++++ Extracted information ++++

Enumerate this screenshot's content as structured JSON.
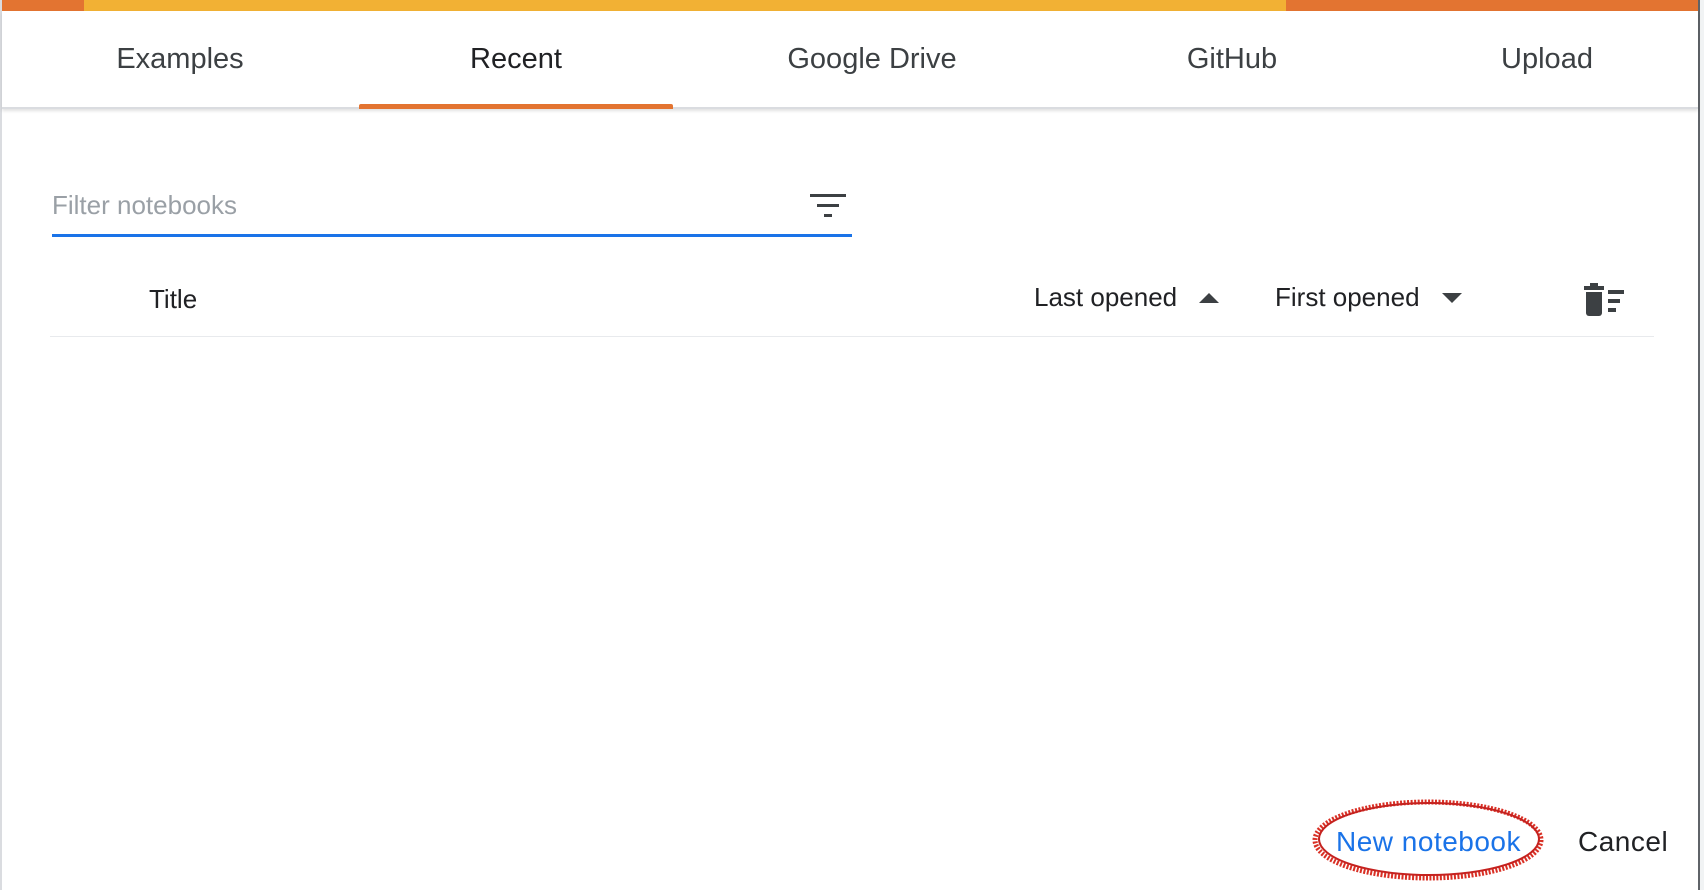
{
  "tabs": [
    {
      "label": "Examples",
      "active": false
    },
    {
      "label": "Recent",
      "active": true
    },
    {
      "label": "Google Drive",
      "active": false
    },
    {
      "label": "GitHub",
      "active": false
    },
    {
      "label": "Upload",
      "active": false
    }
  ],
  "filter": {
    "placeholder": "Filter notebooks",
    "value": ""
  },
  "table": {
    "columns": {
      "title": "Title",
      "last_opened": "Last opened",
      "first_opened": "First opened"
    },
    "rows": []
  },
  "actions": {
    "new_notebook": "New notebook",
    "cancel": "Cancel"
  },
  "colors": {
    "accent_orange": "#e37431",
    "accent_yellow": "#f2b134",
    "link_blue": "#1a73e8",
    "annotation_red": "#d93025"
  },
  "icons": {
    "filter": "filter-list-icon",
    "trash": "delete-sweep-icon",
    "sort_asc": "arrow-up-icon",
    "sort_desc": "arrow-down-icon"
  }
}
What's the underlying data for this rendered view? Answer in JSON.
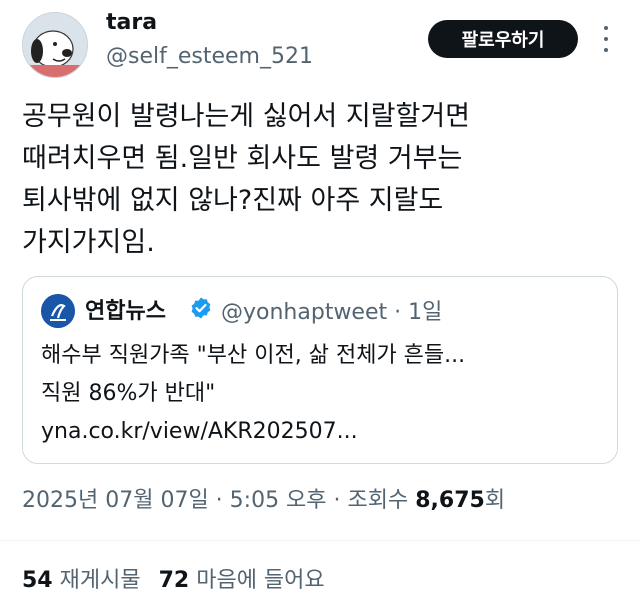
{
  "user": {
    "name": "tara",
    "handle": "@self_esteem_521",
    "follow_label": "팔로우하기"
  },
  "tweet": {
    "lines": [
      "공무원이 발령나는게 싫어서 지랄할거면",
      "때려치우면 됨.일반 회사도 발령 거부는",
      "퇴사밖에 없지 않나?진짜 아주 지랄도",
      "가지가지임."
    ]
  },
  "quote": {
    "name": "연합뉴스",
    "handle": "@yonhaptweet · 1일",
    "lines": [
      "해수부 직원가족 \"부산 이전, 삶 전체가 흔들...",
      "직원 86%가 반대\"",
      "yna.co.kr/view/AKR202507..."
    ]
  },
  "meta": {
    "timestamp": "2025년 07월 07일 · 5:05 오후 · 조회수 ",
    "views": "8,675",
    "views_suffix": "회"
  },
  "stats": {
    "reposts_count": "54",
    "reposts_label": "재게시물",
    "likes_count": "72",
    "likes_label": "마음에 들어요"
  },
  "colors": {
    "text": "#0f1419",
    "secondary": "#536471",
    "verified": "#1d9bf0",
    "follow_bg": "#0f1419",
    "border": "#cfd9de"
  }
}
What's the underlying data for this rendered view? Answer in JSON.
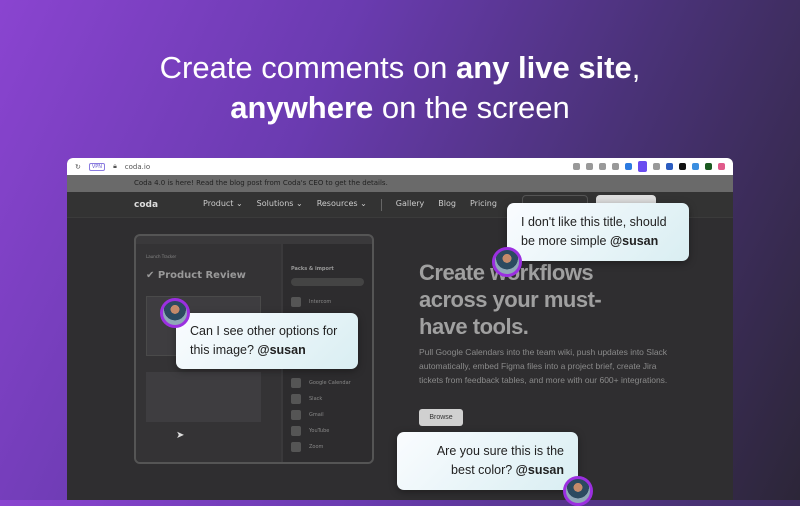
{
  "headline": {
    "line1_pre": "Create comments on ",
    "line1_bold": "any live site",
    "line1_post": ",",
    "line2_bold": "anywhere",
    "line2_post": " on the screen"
  },
  "browser": {
    "url": "coda.io",
    "vpn_label": "VPN"
  },
  "site": {
    "banner": "Coda 4.0 is here! Read the blog post from Coda's CEO to get the details.",
    "logo": "coda",
    "nav": [
      "Product ⌄",
      "Solutions ⌄",
      "Resources ⌄",
      "Gallery",
      "Blog",
      "Pricing"
    ],
    "hero_title": [
      "Create workflows",
      "across your must-",
      "have tools."
    ],
    "hero_desc": "Pull Google Calendars into the team wiki, push updates into Slack automatically, embed Figma files into a project brief, create Jira tickets from feedback tables, and more with our 600+ integrations.",
    "browse_label": "Browse",
    "app": {
      "breadcrumb": "Launch Tracker",
      "title": "Product Review",
      "panel_title": "Packs & import",
      "packs": [
        "Intercom",
        "Google Calendar",
        "Slack",
        "Gmail",
        "YouTube",
        "Zoom"
      ]
    }
  },
  "comments": [
    {
      "text": "I don't like this title, should be more simple ",
      "mention": "@susan"
    },
    {
      "text": "Can I see other options for this image? ",
      "mention": "@susan"
    },
    {
      "text": "Are you sure this is the best color? ",
      "mention": "@susan"
    }
  ]
}
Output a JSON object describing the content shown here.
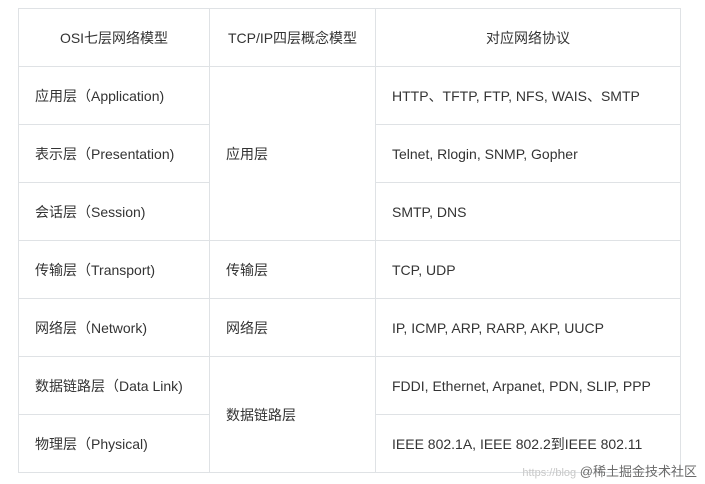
{
  "table": {
    "headers": [
      "OSI七层网络模型",
      "TCP/IP四层概念模型",
      "对应网络协议"
    ],
    "osi": [
      "应用层（Application)",
      "表示层（Presentation)",
      "会话层（Session)",
      "传输层（Transport)",
      "网络层（Network)",
      "数据链路层（Data Link)",
      "物理层（Physical)"
    ],
    "tcpip": [
      "应用层",
      "传输层",
      "网络层",
      "数据链路层"
    ],
    "protocols": [
      "HTTP、TFTP, FTP, NFS, WAIS、SMTP",
      "Telnet, Rlogin, SNMP, Gopher",
      "SMTP, DNS",
      "TCP, UDP",
      "IP, ICMP, ARP, RARP, AKP, UUCP",
      "FDDI, Ethernet, Arpanet, PDN, SLIP, PPP",
      "IEEE 802.1A, IEEE 802.2到IEEE 802.11"
    ]
  },
  "watermark": {
    "url": "https://blog",
    "brand": "@稀土掘金技术社区"
  }
}
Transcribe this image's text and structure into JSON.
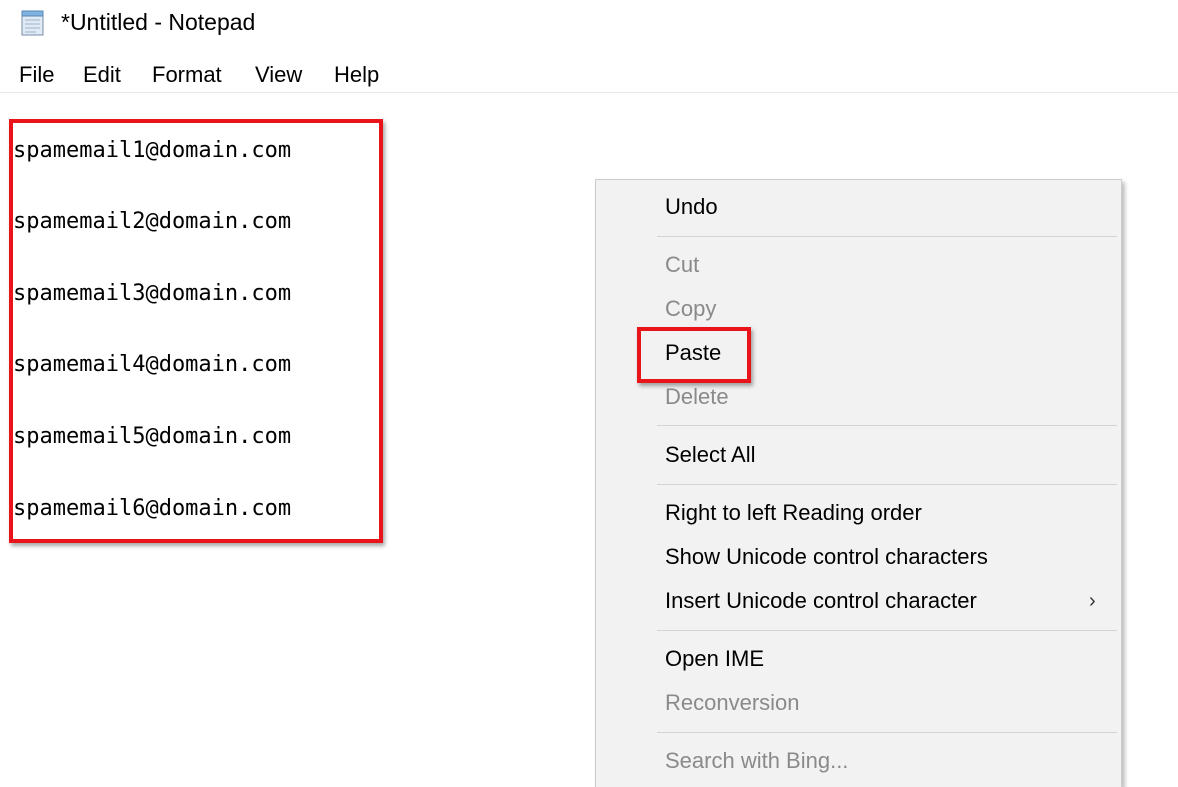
{
  "window": {
    "title": "*Untitled - Notepad",
    "icon": "notepad-icon"
  },
  "menubar": {
    "items": [
      "File",
      "Edit",
      "Format",
      "View",
      "Help"
    ]
  },
  "editor": {
    "lines": [
      "spamemail1@domain.com",
      "spamemail2@domain.com",
      "spamemail3@domain.com",
      "spamemail4@domain.com",
      "spamemail5@domain.com",
      "spamemail6@domain.com"
    ]
  },
  "context_menu": {
    "items": [
      {
        "label": "Undo",
        "enabled": true
      },
      {
        "label": "Cut",
        "enabled": false
      },
      {
        "label": "Copy",
        "enabled": false
      },
      {
        "label": "Paste",
        "enabled": true
      },
      {
        "label": "Delete",
        "enabled": false
      },
      {
        "label": "Select All",
        "enabled": true
      },
      {
        "label": "Right to left Reading order",
        "enabled": true
      },
      {
        "label": "Show Unicode control characters",
        "enabled": true
      },
      {
        "label": "Insert Unicode control character",
        "enabled": true,
        "submenu_arrow": "›"
      },
      {
        "label": "Open IME",
        "enabled": true
      },
      {
        "label": "Reconversion",
        "enabled": false
      },
      {
        "label": "Search with Bing...",
        "enabled": false
      }
    ]
  },
  "colors": {
    "highlight": "#e8141a",
    "disabled_text": "#8a8a8a",
    "menu_background": "#f2f2f2"
  }
}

++++

__Exercise brief__: Set down the material above as is, without any pictures.

__Problem solution__:
Enumerate this screenshot's content as structured JSON.
{
  "tabs": [
    {
      "label": "Examples",
      "active": false
    },
    {
      "label": "Recent",
      "active": true
    },
    {
      "label": "Google Drive",
      "active": false
    },
    {
      "label": "GitHub",
      "active": false
    },
    {
      "label": "Upload",
      "active": false
    }
  ],
  "filter": {
    "placeholder": "Filter notebooks",
    "value": ""
  },
  "table": {
    "columns": {
      "title": "Title",
      "last_opened": "Last opened",
      "first_opened": "First opened"
    },
    "rows": []
  },
  "actions": {
    "new_notebook": "New notebook",
    "cancel": "Cancel"
  },
  "colors": {
    "accent_orange": "#e37431",
    "accent_yellow": "#f2b134",
    "link_blue": "#1a73e8",
    "annotation_red": "#d93025"
  },
  "icons": {
    "filter": "filter-list-icon",
    "trash": "delete-sweep-icon",
    "sort_asc": "arrow-up-icon",
    "sort_desc": "arrow-down-icon"
  }
}
What's the underlying data for this rendered view? Answer in JSON.
{
  "user": {
    "name": "tara",
    "handle": "@self_esteem_521",
    "follow_label": "팔로우하기"
  },
  "tweet": {
    "lines": [
      "공무원이 발령나는게 싫어서 지랄할거면",
      "때려치우면 됨.일반 회사도 발령 거부는",
      "퇴사밖에 없지 않나?진짜 아주 지랄도",
      "가지가지임."
    ]
  },
  "quote": {
    "name": "연합뉴스",
    "handle": "@yonhaptweet · 1일",
    "lines": [
      "해수부 직원가족 \"부산 이전, 삶 전체가 흔들...",
      "직원 86%가 반대\"",
      "yna.co.kr/view/AKR202507..."
    ]
  },
  "meta": {
    "timestamp": "2025년 07월 07일 · 5:05 오후 · 조회수 ",
    "views": "8,675",
    "views_suffix": "회"
  },
  "stats": {
    "reposts_count": "54",
    "reposts_label": "재게시물",
    "likes_count": "72",
    "likes_label": "마음에 들어요"
  },
  "colors": {
    "text": "#0f1419",
    "secondary": "#536471",
    "verified": "#1d9bf0",
    "follow_bg": "#0f1419",
    "border": "#cfd9de"
  }
}
What's the underlying data for this rendered view? Answer in JSON.
{
  "headline": {
    "line1_pre": "Create comments on ",
    "line1_bold": "any live site",
    "line1_post": ",",
    "line2_bold": "anywhere",
    "line2_post": " on the screen"
  },
  "browser": {
    "url": "coda.io",
    "vpn_label": "VPN"
  },
  "site": {
    "banner": "Coda 4.0 is here! Read the blog post from Coda's CEO to get the details.",
    "logo": "coda",
    "nav": [
      "Product ⌄",
      "Solutions ⌄",
      "Resources ⌄",
      "Gallery",
      "Blog",
      "Pricing"
    ],
    "hero_title": [
      "Create workflows",
      "across your must-",
      "have tools."
    ],
    "hero_desc": "Pull Google Calendars into the team wiki, push updates into Slack automatically, embed Figma files into a project brief, create Jira tickets from feedback tables, and more with our 600+ integrations.",
    "browse_label": "Browse",
    "app": {
      "breadcrumb": "Launch Tracker",
      "title": "Product Review",
      "panel_title": "Packs & import",
      "packs": [
        "Intercom",
        "Google Calendar",
        "Slack",
        "Gmail",
        "YouTube",
        "Zoom"
      ]
    }
  },
  "comments": [
    {
      "text": "I don't like this title, should be more simple ",
      "mention": "@susan"
    },
    {
      "text": "Can I see other options for this image? ",
      "mention": "@susan"
    },
    {
      "text": "Are you sure this is the best color? ",
      "mention": "@susan"
    }
  ]
}
Output a JSON object describing the content shown here.
{
  "table": {
    "headers": [
      "OSI七层网络模型",
      "TCP/IP四层概念模型",
      "对应网络协议"
    ],
    "osi": [
      "应用层（Application)",
      "表示层（Presentation)",
      "会话层（Session)",
      "传输层（Transport)",
      "网络层（Network)",
      "数据链路层（Data Link)",
      "物理层（Physical)"
    ],
    "tcpip": [
      "应用层",
      "传输层",
      "网络层",
      "数据链路层"
    ],
    "protocols": [
      "HTTP、TFTP, FTP, NFS, WAIS、SMTP",
      "Telnet, Rlogin, SNMP, Gopher",
      "SMTP, DNS",
      "TCP, UDP",
      "IP, ICMP, ARP, RARP, AKP, UUCP",
      "FDDI, Ethernet, Arpanet, PDN, SLIP, PPP",
      "IEEE 802.1A, IEEE 802.2到IEEE 802.11"
    ]
  },
  "watermark": {
    "url": "https://blog",
    "brand": "@稀土掘金技术社区"
  }
}
Transcribe this image's text and structure into JSON.
{
  "window": {
    "title": "*Untitled - Notepad",
    "icon": "notepad-icon"
  },
  "menubar": {
    "items": [
      "File",
      "Edit",
      "Format",
      "View",
      "Help"
    ]
  },
  "editor": {
    "lines": [
      "spamemail1@domain.com",
      "spamemail2@domain.com",
      "spamemail3@domain.com",
      "spamemail4@domain.com",
      "spamemail5@domain.com",
      "spamemail6@domain.com"
    ]
  },
  "context_menu": {
    "items": [
      {
        "label": "Undo",
        "enabled": true
      },
      {
        "label": "Cut",
        "enabled": false
      },
      {
        "label": "Copy",
        "enabled": false
      },
      {
        "label": "Paste",
        "enabled": true
      },
      {
        "label": "Delete",
        "enabled": false
      },
      {
        "label": "Select All",
        "enabled": true
      },
      {
        "label": "Right to left Reading order",
        "enabled": true
      },
      {
        "label": "Show Unicode control characters",
        "enabled": true
      },
      {
        "label": "Insert Unicode control character",
        "enabled": true,
        "submenu_arrow": "›"
      },
      {
        "label": "Open IME",
        "enabled": true
      },
      {
        "label": "Reconversion",
        "enabled": false
      },
      {
        "label": "Search with Bing...",
        "enabled": false
      }
    ]
  },
  "colors": {
    "highlight": "#e8141a",
    "disabled_text": "#8a8a8a",
    "menu_background": "#f2f2f2"
  }
}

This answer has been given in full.